** Start of DATA FOR THE TASK **

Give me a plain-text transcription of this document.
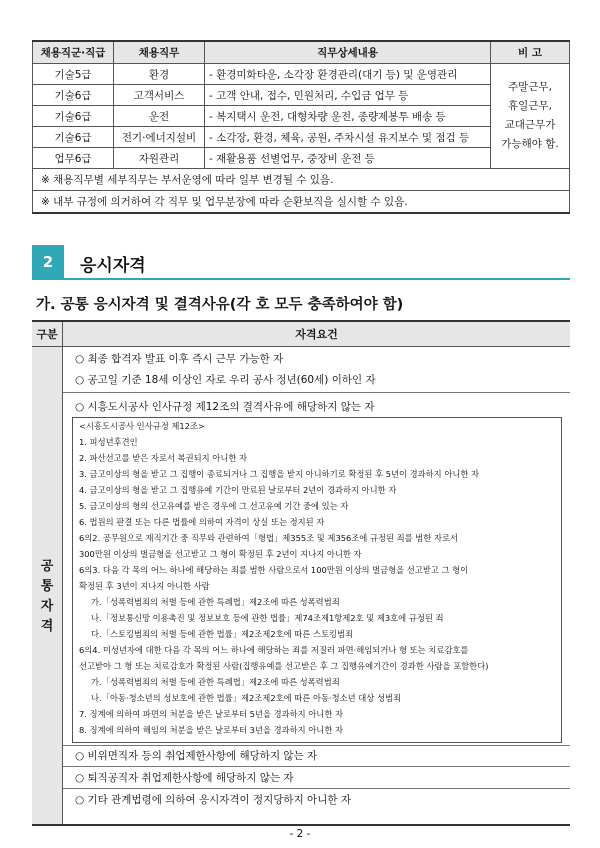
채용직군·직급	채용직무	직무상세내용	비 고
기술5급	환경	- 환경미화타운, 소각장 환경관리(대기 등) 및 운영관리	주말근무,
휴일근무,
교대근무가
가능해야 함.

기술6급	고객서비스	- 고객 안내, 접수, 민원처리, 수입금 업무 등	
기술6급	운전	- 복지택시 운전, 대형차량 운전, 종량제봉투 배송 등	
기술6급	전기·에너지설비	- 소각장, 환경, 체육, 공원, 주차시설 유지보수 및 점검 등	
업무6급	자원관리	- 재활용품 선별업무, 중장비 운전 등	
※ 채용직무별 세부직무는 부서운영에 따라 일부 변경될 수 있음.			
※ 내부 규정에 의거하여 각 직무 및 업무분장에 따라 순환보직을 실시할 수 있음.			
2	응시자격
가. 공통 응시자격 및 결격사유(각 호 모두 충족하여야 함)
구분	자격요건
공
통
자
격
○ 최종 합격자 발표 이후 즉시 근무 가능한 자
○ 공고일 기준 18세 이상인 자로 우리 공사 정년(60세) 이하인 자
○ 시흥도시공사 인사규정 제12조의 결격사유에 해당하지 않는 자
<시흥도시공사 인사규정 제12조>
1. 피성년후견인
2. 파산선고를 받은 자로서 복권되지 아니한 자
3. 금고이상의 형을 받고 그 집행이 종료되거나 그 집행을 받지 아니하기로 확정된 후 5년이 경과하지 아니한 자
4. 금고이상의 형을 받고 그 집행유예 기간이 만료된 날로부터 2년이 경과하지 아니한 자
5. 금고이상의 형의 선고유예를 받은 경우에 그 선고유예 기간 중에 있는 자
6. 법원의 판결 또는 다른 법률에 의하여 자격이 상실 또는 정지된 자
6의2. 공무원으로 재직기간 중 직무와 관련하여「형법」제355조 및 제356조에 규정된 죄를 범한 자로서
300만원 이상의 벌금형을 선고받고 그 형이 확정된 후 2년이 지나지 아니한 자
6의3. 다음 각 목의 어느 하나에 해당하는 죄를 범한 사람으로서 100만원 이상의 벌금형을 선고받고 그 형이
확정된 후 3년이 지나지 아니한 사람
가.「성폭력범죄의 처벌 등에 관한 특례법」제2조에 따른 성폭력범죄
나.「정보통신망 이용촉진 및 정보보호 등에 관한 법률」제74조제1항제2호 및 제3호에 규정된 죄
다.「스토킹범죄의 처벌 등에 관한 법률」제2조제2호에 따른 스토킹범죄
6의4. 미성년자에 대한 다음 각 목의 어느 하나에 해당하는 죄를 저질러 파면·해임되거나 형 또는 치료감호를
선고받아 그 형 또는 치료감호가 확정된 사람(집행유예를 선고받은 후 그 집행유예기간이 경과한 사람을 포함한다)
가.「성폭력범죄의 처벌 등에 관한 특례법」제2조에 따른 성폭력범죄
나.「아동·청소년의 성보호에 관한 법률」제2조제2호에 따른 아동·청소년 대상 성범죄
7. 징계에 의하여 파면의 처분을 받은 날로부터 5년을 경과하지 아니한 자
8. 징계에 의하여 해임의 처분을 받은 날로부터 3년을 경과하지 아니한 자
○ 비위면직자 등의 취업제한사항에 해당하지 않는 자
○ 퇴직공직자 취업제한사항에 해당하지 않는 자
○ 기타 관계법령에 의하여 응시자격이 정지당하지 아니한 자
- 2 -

** End of DATA FOR THE TASK **
** Start of DATA FOR THE TASK **

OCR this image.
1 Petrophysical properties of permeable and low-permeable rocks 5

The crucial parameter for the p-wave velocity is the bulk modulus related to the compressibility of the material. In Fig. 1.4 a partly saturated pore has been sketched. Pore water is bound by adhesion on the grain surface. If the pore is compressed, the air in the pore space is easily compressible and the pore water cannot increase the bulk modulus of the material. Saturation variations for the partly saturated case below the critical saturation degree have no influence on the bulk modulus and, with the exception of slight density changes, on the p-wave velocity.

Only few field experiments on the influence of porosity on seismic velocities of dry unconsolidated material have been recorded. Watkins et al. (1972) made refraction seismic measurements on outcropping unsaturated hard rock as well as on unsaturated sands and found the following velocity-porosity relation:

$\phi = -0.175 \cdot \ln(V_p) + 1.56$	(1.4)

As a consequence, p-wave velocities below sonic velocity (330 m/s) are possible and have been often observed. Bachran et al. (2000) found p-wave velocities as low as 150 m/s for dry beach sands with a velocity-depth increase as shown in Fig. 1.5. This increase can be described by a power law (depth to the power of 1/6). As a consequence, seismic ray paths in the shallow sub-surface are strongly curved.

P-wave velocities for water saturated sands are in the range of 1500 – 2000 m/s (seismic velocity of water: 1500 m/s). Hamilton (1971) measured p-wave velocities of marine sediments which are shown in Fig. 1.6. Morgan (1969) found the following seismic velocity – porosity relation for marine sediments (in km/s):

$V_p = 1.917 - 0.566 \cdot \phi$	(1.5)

** End of DATA FOR THE TASK **

TASK STATEMENT
Identify the lines in the records above that contain the word "취업제한사항에", then state how many there are and nothing more.

REPLY
2